Given task:
Lines that hold the string "header" are to be counted; give only their number.

[Start Supplied records]

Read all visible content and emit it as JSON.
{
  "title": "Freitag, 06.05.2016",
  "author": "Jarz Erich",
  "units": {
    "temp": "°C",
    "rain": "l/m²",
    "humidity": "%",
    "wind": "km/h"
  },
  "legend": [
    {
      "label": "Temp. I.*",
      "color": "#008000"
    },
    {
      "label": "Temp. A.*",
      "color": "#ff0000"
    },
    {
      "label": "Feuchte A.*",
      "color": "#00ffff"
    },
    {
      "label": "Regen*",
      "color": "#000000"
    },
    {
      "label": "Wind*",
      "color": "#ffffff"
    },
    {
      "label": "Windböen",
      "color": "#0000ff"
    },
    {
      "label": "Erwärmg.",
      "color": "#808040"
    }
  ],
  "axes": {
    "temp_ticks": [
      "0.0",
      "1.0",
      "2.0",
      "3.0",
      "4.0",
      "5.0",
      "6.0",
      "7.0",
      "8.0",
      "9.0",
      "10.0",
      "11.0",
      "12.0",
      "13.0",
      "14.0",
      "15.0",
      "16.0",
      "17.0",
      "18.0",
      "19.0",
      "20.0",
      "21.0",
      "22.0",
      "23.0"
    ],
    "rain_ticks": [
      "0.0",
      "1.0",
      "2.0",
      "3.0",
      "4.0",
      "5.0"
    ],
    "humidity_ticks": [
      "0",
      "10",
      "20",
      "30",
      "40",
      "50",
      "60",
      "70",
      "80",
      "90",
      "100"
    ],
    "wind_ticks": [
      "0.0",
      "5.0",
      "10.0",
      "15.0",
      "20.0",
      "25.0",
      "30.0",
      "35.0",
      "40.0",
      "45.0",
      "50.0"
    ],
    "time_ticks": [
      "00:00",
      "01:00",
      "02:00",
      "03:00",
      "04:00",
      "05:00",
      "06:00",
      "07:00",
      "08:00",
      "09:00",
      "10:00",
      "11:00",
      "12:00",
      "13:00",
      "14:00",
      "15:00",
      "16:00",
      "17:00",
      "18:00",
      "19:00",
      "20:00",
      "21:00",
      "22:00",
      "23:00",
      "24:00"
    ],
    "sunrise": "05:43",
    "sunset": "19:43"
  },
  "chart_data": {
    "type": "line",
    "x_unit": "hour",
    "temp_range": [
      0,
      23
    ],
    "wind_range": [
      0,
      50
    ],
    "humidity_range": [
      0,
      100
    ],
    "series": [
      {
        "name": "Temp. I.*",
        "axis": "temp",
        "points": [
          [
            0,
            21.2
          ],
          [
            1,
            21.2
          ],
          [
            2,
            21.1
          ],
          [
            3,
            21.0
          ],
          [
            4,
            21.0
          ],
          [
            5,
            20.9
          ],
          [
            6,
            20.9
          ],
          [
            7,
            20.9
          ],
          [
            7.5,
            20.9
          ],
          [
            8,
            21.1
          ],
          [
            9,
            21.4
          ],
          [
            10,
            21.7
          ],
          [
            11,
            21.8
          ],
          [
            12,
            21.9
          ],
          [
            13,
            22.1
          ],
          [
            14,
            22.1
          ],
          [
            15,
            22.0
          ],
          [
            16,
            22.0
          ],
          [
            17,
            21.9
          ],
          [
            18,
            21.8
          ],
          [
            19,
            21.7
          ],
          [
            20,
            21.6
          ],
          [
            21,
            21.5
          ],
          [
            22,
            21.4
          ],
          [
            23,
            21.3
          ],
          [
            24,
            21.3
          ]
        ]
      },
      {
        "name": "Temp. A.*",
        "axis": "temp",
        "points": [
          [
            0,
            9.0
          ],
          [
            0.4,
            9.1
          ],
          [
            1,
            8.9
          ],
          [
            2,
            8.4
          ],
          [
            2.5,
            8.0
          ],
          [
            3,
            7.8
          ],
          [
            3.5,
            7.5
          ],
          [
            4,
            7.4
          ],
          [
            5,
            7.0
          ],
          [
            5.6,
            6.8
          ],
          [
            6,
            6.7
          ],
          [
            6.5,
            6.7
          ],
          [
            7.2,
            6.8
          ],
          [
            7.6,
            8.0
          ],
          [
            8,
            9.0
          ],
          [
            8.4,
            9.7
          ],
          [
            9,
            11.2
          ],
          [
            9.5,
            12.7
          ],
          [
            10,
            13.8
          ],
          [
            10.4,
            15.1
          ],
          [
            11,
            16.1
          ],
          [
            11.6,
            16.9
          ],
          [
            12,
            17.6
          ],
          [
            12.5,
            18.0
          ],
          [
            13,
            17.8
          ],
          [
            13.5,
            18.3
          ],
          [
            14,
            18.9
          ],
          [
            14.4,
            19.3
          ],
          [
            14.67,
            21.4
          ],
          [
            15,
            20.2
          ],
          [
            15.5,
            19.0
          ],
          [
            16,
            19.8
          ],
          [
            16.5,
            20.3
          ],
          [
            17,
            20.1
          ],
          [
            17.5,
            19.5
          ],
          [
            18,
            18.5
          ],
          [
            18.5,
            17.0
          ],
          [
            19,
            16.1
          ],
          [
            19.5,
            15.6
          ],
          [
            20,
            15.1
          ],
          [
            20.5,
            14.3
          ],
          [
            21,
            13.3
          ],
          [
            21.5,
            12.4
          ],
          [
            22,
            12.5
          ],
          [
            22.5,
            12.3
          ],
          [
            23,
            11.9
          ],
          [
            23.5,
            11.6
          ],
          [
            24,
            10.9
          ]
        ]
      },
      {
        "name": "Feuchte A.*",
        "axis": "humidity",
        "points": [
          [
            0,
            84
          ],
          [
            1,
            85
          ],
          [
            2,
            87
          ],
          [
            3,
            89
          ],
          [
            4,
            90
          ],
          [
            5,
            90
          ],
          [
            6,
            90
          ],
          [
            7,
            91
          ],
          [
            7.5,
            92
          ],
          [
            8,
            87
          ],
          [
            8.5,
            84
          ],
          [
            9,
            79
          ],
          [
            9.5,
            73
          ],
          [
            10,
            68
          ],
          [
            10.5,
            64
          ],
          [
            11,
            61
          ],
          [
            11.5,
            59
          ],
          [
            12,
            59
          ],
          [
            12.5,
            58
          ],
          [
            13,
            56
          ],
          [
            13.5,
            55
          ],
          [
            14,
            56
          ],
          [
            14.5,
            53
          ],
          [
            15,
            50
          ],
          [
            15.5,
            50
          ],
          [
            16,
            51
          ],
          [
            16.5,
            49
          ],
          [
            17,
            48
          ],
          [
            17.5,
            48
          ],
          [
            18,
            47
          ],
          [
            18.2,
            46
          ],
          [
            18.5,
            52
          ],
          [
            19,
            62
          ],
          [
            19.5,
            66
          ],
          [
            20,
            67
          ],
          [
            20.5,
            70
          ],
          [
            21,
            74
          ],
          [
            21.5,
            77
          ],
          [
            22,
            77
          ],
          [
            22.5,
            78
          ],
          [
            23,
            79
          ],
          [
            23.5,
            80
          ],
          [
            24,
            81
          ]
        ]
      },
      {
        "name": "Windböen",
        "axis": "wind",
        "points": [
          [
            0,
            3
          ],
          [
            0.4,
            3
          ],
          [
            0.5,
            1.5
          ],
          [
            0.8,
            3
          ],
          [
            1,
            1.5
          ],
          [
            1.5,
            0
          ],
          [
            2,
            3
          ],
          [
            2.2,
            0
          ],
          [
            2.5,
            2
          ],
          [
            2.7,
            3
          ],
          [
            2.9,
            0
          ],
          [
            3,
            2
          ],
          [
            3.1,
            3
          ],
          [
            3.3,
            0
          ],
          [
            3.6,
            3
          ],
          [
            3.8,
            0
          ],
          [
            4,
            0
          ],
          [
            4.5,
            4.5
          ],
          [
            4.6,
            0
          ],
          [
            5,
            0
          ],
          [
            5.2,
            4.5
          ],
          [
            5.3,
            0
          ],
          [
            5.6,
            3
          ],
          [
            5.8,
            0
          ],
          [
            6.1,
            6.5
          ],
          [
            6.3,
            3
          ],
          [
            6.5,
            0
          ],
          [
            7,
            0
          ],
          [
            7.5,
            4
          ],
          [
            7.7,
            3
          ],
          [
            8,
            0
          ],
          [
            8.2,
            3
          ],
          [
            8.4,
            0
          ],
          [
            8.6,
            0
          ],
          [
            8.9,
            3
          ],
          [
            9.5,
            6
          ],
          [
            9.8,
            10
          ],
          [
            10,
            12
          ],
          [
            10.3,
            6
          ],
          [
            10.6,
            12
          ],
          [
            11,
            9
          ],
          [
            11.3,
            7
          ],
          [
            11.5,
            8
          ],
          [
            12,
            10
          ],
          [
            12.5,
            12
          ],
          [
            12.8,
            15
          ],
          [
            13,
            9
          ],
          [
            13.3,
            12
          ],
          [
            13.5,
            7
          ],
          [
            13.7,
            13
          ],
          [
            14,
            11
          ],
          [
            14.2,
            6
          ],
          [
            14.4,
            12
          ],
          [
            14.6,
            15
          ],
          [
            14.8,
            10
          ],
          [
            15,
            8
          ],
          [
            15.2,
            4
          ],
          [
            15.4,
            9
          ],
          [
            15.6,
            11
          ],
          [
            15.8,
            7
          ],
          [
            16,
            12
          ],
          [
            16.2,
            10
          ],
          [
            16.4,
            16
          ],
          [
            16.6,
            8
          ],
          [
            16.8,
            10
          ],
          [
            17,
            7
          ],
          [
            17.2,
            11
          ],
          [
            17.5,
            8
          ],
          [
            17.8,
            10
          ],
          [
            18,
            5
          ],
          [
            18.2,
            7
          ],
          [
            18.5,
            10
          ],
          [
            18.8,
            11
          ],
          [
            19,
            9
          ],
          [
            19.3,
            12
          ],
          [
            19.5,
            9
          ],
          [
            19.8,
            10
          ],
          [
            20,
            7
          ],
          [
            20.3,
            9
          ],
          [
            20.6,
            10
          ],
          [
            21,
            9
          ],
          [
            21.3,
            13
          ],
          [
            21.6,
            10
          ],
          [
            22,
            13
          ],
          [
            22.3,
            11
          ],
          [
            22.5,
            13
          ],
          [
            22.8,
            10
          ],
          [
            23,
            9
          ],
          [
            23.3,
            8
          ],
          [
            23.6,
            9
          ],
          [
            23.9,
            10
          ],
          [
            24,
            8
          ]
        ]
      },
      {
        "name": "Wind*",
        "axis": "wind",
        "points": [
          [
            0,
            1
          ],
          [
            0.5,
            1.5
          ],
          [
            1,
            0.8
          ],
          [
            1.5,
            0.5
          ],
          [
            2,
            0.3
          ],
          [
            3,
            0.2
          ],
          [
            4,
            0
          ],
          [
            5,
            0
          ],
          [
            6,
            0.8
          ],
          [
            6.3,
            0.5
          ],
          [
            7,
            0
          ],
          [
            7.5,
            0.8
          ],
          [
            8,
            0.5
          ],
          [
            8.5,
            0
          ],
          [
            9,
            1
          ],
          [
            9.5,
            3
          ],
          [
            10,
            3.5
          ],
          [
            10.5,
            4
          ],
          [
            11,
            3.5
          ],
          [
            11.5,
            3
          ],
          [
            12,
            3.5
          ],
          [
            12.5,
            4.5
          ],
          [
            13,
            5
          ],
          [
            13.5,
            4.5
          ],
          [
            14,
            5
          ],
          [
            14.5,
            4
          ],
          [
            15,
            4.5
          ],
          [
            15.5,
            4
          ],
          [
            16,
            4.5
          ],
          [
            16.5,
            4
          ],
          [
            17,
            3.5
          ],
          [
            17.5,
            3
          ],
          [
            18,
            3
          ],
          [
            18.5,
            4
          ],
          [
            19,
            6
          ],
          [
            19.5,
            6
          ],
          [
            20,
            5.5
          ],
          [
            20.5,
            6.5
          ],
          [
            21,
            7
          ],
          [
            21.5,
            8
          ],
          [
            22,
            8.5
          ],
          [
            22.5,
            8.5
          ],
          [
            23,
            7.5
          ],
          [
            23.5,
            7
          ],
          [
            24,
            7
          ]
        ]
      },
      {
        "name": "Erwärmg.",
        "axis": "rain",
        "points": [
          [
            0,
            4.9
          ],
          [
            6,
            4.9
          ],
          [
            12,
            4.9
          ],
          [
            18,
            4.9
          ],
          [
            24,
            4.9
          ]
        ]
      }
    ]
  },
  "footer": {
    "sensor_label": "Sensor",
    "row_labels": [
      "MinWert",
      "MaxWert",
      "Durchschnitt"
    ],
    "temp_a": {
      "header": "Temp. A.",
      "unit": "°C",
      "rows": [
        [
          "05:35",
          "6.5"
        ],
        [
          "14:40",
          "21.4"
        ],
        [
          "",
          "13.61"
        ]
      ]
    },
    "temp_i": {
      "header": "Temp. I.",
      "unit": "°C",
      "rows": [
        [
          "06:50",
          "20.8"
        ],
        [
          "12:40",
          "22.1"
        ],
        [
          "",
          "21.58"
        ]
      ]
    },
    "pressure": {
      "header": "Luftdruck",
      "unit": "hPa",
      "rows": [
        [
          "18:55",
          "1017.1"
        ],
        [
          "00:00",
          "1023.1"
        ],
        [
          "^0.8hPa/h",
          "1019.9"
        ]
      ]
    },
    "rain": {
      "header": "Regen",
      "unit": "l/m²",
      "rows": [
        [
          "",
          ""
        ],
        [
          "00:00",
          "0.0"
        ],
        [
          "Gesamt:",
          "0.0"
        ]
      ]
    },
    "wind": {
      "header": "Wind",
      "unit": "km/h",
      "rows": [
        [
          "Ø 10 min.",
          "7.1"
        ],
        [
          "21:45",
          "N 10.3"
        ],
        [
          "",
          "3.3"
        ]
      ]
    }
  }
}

[End Supplied records]

Solution to this task:
5